[Dataset excerpts]
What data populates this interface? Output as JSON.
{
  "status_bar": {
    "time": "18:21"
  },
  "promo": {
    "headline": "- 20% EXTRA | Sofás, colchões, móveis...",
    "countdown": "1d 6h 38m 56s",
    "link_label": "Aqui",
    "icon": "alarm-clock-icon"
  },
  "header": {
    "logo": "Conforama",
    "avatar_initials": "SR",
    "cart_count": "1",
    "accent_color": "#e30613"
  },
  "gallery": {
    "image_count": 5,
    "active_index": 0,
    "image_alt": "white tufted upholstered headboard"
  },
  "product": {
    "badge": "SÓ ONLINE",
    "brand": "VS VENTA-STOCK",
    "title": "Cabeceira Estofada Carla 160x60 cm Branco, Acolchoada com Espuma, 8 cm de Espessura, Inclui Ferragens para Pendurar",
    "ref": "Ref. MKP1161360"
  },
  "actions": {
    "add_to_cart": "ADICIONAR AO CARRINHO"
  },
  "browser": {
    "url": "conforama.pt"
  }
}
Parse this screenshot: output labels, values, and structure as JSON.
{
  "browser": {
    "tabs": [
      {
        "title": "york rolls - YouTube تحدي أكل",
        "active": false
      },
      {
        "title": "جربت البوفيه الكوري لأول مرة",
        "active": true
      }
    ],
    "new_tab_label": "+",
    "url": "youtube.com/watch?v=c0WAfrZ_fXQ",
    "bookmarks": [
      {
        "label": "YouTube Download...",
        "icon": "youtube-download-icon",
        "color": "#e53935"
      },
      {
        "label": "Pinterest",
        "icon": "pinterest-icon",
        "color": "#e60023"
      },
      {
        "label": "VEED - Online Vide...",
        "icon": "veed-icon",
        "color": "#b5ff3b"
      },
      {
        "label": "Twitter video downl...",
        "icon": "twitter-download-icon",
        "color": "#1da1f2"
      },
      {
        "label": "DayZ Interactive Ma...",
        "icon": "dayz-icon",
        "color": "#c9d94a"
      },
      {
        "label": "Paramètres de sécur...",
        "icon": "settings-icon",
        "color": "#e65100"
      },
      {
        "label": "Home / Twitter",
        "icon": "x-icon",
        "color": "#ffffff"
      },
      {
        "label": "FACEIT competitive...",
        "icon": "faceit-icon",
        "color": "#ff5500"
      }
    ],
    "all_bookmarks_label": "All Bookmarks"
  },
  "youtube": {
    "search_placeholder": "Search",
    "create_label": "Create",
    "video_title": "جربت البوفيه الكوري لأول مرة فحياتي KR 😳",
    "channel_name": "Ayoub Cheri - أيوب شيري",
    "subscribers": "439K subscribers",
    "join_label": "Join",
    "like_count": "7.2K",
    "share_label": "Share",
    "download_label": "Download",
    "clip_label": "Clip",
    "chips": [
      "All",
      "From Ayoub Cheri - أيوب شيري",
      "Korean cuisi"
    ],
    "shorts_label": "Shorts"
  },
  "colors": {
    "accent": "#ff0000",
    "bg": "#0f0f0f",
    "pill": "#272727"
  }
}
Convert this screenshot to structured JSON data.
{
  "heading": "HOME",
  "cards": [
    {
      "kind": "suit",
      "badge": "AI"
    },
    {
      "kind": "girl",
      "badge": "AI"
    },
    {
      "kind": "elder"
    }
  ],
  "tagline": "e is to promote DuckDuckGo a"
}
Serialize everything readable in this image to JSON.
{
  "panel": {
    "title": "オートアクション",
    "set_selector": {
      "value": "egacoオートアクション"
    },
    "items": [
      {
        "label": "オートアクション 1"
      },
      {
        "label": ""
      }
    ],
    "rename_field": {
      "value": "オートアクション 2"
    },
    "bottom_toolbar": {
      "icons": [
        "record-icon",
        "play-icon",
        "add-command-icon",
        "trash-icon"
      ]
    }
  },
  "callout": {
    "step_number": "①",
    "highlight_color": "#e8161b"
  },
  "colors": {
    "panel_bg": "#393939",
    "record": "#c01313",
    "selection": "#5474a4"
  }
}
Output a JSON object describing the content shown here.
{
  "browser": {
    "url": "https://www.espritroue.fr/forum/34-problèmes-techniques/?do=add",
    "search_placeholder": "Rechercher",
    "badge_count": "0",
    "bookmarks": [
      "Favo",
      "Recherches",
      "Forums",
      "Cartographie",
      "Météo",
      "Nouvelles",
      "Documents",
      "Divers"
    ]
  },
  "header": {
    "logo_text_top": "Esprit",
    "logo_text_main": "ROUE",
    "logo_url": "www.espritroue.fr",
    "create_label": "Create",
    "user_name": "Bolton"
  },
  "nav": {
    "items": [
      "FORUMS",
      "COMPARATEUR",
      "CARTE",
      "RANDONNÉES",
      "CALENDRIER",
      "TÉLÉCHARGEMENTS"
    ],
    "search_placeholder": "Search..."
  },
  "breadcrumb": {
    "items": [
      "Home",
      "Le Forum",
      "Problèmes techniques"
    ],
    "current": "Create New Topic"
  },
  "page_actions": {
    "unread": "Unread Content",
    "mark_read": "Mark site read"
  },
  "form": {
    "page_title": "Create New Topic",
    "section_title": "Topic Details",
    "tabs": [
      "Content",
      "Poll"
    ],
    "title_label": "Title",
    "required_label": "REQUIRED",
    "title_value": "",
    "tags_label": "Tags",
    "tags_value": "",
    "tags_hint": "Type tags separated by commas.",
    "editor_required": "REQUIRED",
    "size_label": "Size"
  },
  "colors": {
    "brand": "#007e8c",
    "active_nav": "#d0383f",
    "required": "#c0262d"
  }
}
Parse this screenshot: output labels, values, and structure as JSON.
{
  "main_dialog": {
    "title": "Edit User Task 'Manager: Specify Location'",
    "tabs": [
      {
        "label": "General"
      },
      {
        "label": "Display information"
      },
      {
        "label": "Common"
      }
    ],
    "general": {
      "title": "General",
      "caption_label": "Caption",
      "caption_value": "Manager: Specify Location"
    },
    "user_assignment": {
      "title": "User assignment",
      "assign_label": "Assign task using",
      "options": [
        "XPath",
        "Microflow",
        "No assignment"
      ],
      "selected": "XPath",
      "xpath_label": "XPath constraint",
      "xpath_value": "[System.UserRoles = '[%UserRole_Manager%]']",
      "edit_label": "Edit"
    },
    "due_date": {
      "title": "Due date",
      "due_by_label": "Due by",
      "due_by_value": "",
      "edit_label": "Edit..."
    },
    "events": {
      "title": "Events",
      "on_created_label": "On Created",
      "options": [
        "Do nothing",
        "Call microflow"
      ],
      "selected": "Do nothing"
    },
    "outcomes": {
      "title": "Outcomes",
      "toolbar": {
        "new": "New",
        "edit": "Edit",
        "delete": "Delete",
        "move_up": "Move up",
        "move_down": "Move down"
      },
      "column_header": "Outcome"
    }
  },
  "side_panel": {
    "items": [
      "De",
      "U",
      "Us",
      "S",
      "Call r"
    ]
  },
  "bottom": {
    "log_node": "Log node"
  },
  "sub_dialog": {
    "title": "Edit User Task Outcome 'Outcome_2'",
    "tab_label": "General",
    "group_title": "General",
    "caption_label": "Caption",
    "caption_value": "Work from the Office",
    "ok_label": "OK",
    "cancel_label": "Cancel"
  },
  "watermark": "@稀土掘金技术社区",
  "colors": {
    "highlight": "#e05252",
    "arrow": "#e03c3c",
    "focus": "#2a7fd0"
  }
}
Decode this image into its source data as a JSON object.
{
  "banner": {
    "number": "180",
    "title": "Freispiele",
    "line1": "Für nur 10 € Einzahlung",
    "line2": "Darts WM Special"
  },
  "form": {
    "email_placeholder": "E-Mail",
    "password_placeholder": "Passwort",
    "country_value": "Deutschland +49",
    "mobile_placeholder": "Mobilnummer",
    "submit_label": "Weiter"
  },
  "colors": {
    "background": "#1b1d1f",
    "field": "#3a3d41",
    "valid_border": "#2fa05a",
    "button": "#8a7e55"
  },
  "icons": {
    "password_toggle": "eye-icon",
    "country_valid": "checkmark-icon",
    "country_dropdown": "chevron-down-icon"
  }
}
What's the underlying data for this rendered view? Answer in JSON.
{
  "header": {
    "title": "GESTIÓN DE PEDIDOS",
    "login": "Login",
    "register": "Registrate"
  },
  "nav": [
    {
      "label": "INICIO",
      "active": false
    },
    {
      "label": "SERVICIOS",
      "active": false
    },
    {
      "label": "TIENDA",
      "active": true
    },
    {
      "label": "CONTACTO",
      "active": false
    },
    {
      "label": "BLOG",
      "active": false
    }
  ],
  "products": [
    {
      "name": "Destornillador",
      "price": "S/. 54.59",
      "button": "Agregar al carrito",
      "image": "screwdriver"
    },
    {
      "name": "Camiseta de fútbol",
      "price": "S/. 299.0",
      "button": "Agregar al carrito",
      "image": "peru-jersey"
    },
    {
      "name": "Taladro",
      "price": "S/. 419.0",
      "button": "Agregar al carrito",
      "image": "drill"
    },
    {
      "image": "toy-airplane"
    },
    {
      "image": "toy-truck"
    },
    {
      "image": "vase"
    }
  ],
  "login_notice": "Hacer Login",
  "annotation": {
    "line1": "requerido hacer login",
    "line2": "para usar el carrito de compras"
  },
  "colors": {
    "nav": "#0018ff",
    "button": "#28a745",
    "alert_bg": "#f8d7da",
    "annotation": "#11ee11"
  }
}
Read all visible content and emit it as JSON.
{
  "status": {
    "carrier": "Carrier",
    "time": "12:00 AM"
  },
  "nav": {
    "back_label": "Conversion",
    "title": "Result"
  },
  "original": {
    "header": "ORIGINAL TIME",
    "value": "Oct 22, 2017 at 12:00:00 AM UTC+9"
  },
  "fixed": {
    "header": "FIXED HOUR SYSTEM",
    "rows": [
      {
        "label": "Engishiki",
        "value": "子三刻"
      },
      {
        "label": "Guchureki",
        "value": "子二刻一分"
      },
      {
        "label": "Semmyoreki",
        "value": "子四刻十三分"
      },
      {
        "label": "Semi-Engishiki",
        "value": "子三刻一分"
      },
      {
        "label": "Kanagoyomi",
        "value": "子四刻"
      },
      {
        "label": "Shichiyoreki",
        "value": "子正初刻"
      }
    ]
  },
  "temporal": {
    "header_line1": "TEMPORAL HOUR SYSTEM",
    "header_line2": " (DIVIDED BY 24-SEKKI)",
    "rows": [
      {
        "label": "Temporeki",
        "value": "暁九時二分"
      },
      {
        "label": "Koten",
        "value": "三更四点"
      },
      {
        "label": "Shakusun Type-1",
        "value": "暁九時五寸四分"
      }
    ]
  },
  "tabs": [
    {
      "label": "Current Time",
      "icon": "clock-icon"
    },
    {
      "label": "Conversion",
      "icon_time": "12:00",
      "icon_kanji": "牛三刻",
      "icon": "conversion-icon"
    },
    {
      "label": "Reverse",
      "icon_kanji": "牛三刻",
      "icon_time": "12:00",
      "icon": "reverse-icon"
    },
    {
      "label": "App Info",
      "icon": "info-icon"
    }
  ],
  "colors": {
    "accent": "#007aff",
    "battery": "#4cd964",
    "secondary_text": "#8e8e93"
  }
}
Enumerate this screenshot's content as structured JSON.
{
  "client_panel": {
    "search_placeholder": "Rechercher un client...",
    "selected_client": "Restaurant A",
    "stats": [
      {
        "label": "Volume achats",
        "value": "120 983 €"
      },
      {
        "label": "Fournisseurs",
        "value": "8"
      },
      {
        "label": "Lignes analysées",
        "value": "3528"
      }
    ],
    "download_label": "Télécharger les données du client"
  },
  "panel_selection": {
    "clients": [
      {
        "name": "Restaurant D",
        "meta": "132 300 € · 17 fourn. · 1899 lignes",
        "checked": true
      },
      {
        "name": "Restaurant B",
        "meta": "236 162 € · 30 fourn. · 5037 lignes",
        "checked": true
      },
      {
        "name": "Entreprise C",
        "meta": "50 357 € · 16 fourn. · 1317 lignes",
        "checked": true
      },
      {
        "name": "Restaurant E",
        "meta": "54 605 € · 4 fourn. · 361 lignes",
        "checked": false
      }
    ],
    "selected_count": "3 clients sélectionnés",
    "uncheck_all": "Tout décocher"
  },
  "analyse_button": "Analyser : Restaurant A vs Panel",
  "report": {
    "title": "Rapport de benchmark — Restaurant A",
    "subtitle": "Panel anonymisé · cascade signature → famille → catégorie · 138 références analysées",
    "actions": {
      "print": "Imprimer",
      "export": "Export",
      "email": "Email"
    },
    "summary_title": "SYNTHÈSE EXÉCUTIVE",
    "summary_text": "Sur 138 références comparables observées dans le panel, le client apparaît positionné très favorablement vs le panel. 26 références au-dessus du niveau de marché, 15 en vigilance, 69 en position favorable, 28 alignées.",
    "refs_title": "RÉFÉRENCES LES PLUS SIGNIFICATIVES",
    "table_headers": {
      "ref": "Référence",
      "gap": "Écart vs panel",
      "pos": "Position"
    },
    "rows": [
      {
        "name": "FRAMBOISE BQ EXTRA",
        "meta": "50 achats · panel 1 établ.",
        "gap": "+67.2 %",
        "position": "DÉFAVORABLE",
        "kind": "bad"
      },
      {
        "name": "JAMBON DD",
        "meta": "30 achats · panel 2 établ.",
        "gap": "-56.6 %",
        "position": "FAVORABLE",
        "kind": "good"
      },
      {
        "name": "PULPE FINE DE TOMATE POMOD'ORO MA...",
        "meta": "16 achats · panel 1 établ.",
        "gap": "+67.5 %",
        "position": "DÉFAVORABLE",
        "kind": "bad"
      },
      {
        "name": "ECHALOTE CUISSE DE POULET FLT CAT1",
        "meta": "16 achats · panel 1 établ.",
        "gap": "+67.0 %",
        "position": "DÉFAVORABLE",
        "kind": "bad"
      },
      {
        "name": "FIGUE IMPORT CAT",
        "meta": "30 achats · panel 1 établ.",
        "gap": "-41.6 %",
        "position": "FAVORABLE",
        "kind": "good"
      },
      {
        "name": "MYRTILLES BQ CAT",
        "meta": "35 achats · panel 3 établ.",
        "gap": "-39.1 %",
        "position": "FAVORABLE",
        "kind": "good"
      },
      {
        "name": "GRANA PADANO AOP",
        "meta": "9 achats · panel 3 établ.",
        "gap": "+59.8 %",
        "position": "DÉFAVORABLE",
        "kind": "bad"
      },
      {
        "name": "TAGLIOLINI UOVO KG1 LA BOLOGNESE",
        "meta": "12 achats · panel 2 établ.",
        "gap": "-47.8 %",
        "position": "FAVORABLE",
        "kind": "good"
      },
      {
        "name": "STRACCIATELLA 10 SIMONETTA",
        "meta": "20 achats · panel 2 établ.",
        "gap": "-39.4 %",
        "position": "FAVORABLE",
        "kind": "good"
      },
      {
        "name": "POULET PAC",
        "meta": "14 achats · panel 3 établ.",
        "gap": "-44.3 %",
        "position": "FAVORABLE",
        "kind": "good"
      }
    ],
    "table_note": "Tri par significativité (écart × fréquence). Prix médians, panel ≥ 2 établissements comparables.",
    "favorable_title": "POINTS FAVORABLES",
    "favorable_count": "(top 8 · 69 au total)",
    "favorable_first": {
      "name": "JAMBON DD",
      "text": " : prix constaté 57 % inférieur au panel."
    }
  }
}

§ Aim of the task: Extract all lines from the material above that include the word "clock".

§ Solution for this task:
    "icon": "alarm-clock-icon"
      "icon": "clock-icon"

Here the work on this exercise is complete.